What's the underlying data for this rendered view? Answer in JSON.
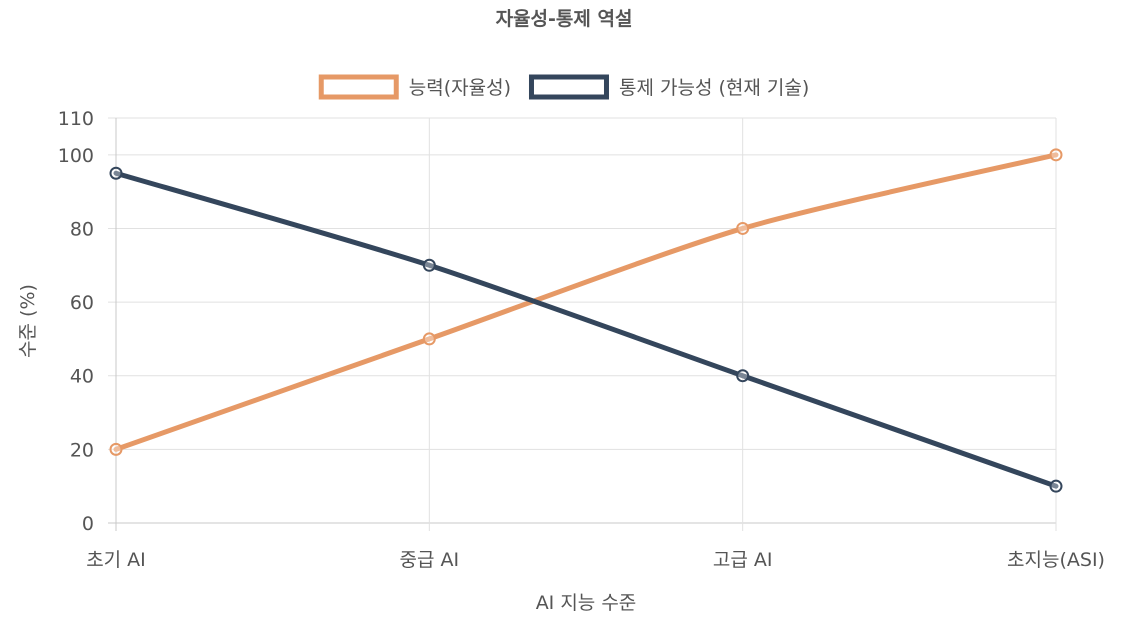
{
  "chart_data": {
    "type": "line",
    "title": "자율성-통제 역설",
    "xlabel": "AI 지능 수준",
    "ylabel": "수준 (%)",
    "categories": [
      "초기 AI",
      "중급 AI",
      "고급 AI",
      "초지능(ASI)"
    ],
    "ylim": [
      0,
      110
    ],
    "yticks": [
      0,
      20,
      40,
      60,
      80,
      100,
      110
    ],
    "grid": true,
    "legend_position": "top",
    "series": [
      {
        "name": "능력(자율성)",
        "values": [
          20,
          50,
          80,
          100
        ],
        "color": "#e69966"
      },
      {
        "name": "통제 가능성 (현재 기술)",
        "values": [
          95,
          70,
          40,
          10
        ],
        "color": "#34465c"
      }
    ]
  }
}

◇ ◇ ◇ ◇

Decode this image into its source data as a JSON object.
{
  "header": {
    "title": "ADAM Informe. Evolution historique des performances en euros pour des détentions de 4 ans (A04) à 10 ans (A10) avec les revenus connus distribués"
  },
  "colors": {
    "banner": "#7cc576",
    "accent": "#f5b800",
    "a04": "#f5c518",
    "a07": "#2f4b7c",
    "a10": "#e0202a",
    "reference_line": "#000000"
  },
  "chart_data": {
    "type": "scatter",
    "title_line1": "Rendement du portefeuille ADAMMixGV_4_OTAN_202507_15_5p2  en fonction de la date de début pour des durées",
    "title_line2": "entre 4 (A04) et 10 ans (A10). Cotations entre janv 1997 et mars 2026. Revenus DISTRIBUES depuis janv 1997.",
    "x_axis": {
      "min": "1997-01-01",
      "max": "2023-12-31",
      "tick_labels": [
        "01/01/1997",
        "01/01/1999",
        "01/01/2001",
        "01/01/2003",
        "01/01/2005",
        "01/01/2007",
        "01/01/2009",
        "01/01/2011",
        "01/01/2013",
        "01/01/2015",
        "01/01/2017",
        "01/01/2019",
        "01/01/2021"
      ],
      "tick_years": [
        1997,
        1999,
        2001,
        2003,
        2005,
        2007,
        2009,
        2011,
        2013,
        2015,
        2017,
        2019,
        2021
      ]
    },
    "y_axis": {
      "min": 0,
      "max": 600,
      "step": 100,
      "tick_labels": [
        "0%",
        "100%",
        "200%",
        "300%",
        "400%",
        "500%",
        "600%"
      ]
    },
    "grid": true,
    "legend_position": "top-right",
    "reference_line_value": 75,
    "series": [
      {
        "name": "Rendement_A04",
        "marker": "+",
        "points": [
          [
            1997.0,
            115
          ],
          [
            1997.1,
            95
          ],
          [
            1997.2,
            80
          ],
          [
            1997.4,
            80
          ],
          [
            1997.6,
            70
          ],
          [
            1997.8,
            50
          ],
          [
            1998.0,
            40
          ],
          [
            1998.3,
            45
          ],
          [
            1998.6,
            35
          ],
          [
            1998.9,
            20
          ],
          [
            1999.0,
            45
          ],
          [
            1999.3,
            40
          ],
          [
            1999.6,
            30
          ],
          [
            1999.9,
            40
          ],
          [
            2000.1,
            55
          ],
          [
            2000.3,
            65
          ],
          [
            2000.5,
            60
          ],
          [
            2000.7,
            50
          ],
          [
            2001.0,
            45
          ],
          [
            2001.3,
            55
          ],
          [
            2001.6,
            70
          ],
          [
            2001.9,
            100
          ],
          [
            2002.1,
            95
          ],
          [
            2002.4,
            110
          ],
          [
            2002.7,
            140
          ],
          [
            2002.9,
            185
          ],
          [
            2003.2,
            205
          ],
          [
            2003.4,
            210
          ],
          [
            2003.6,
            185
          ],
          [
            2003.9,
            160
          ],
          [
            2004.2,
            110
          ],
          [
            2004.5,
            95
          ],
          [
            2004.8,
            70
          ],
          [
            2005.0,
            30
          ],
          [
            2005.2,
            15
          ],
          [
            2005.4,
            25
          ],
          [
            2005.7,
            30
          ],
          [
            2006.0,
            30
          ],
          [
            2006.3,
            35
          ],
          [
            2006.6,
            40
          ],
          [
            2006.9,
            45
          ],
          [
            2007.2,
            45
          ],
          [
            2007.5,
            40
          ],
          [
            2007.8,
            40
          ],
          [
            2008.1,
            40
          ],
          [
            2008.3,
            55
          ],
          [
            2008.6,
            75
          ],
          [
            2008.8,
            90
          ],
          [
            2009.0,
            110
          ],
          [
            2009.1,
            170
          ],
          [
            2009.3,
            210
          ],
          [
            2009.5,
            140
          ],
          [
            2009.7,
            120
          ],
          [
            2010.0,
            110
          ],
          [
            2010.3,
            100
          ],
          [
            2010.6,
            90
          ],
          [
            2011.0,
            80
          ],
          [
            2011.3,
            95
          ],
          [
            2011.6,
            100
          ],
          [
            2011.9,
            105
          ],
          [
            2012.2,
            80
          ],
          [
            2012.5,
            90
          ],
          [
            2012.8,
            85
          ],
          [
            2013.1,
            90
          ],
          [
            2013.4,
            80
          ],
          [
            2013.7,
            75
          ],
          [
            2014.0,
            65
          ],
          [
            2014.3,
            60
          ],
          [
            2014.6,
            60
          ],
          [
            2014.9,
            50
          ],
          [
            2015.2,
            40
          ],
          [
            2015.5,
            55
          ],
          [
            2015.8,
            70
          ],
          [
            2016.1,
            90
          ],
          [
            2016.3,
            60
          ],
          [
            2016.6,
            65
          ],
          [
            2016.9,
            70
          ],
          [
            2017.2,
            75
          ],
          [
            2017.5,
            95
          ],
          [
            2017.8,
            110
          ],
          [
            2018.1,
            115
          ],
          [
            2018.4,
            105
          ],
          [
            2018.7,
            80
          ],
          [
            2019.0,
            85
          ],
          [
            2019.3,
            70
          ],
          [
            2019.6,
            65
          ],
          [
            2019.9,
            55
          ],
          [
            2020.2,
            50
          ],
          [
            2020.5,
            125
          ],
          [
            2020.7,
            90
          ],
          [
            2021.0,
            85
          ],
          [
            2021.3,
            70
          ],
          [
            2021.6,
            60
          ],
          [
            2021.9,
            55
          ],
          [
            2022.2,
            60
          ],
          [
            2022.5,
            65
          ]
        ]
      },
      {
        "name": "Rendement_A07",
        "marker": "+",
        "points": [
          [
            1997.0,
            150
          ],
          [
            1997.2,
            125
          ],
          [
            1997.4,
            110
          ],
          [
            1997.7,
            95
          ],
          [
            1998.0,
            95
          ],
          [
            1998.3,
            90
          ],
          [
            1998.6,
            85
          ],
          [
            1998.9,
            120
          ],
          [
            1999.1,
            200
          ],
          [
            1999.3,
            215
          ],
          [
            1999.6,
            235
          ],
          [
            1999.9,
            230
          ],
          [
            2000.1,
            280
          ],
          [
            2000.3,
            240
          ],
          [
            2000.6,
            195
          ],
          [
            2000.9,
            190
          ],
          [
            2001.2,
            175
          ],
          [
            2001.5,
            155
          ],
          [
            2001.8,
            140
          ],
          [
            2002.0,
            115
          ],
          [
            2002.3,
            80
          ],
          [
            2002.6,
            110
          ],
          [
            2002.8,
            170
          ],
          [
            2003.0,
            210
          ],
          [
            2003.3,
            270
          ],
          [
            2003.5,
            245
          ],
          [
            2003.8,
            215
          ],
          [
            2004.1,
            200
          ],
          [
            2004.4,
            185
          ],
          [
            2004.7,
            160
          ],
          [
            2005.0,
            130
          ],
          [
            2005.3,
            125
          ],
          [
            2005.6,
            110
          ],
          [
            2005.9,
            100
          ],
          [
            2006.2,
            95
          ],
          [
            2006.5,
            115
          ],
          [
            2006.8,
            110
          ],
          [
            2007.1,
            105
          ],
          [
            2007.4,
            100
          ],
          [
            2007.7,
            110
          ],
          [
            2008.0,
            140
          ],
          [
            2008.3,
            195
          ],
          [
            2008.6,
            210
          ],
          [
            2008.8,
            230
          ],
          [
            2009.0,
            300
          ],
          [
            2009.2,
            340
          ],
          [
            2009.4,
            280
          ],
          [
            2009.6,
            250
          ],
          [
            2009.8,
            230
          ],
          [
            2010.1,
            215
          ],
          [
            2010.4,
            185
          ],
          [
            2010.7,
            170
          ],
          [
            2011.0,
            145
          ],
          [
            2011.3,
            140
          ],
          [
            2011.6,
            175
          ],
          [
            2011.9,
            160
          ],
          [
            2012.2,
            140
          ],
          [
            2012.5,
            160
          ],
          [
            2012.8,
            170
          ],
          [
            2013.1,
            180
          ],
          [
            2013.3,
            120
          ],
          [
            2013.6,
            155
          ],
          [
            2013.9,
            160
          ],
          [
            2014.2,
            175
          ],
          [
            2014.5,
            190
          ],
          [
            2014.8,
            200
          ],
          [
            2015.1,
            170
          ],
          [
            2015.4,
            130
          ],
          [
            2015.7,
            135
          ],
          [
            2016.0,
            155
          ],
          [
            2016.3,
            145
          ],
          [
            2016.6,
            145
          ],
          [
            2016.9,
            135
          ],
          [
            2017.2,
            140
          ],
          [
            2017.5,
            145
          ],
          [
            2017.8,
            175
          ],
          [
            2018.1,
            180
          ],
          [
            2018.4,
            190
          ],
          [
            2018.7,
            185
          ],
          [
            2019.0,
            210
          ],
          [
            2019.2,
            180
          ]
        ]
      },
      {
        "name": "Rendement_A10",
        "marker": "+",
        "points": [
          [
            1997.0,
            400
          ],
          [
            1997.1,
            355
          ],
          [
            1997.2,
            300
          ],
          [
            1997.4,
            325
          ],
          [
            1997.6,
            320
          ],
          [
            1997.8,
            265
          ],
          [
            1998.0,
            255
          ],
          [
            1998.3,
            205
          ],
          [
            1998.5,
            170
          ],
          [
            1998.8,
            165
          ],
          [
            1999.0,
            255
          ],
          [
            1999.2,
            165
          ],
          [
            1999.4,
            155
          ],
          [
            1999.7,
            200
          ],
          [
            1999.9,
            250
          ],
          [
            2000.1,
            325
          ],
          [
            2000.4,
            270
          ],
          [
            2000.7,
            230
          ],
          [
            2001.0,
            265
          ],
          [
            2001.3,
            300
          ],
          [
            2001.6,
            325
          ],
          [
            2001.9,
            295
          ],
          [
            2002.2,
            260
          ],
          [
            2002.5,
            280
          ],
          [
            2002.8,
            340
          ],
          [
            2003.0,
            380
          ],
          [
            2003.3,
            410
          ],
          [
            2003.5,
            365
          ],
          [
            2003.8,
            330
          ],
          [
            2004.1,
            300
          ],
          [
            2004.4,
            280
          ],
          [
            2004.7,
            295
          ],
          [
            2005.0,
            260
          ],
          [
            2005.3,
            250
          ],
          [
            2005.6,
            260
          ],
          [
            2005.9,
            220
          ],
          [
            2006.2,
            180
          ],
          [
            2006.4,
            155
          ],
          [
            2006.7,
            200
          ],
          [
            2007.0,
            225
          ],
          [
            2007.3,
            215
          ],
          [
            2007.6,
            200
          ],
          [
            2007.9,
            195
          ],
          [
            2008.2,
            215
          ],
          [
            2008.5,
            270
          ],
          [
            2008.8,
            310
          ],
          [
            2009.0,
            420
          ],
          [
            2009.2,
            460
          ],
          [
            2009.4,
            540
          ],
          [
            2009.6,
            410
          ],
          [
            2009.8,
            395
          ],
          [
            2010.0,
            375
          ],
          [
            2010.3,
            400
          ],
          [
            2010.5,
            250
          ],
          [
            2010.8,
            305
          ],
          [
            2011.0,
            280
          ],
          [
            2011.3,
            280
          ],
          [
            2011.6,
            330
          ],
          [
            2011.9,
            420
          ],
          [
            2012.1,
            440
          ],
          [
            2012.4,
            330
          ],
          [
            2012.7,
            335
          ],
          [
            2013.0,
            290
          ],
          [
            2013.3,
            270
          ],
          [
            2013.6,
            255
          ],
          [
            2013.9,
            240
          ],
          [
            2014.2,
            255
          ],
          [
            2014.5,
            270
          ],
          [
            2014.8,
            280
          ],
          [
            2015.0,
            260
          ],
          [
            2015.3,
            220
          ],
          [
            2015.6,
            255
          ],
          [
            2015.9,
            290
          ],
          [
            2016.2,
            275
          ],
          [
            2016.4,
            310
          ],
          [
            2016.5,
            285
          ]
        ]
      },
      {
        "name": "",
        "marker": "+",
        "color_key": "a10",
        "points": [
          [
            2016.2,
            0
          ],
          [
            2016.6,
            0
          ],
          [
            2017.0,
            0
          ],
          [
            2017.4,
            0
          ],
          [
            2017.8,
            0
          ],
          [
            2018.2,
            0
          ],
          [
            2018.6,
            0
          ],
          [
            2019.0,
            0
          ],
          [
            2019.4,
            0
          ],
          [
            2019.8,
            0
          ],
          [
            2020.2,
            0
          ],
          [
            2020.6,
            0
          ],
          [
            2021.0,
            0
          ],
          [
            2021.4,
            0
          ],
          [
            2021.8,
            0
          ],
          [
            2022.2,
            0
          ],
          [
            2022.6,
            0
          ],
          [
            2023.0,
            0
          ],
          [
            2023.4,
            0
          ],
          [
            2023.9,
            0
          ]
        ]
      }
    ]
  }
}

◇ ◇ ◇ ◇

[Task objective]
Among the entries above, identify all lines with "pour" and copy them.

[Reply]
    "title": "ADAM Informe. Evolution historique des performances en euros pour des détentions de 4 ans (A04) à 10 ans (A10) avec les revenus connus distribués"
    "title_line1": "Rendement du portefeuille ADAMMixGV_4_OTAN_202507_15_5p2  en fonction de la date de début pour des durées",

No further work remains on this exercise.